- Task directions
How many of the lines below contain "pull"? Answer with that number alone.

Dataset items

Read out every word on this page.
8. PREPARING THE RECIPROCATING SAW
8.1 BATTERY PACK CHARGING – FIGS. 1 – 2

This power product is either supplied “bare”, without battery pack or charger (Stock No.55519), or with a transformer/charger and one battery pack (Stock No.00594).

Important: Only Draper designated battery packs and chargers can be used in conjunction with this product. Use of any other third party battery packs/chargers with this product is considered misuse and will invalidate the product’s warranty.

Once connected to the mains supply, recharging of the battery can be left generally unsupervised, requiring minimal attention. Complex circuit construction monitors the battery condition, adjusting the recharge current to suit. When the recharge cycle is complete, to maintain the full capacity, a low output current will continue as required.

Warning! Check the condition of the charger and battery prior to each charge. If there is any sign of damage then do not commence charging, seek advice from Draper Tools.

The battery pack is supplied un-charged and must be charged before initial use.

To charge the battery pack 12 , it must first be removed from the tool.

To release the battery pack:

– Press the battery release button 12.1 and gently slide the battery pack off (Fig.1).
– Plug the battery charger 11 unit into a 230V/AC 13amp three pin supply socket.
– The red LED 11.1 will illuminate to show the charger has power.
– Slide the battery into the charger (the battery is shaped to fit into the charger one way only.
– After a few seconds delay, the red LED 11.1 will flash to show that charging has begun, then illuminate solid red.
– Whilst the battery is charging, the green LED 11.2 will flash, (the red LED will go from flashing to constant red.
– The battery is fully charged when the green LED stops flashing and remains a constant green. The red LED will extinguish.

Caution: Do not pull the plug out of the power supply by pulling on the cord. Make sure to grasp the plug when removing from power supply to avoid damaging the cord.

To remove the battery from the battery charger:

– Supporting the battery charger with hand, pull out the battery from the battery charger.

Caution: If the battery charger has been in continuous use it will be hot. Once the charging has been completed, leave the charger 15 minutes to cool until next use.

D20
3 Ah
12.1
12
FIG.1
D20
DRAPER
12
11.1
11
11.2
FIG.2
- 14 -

- Written reply
2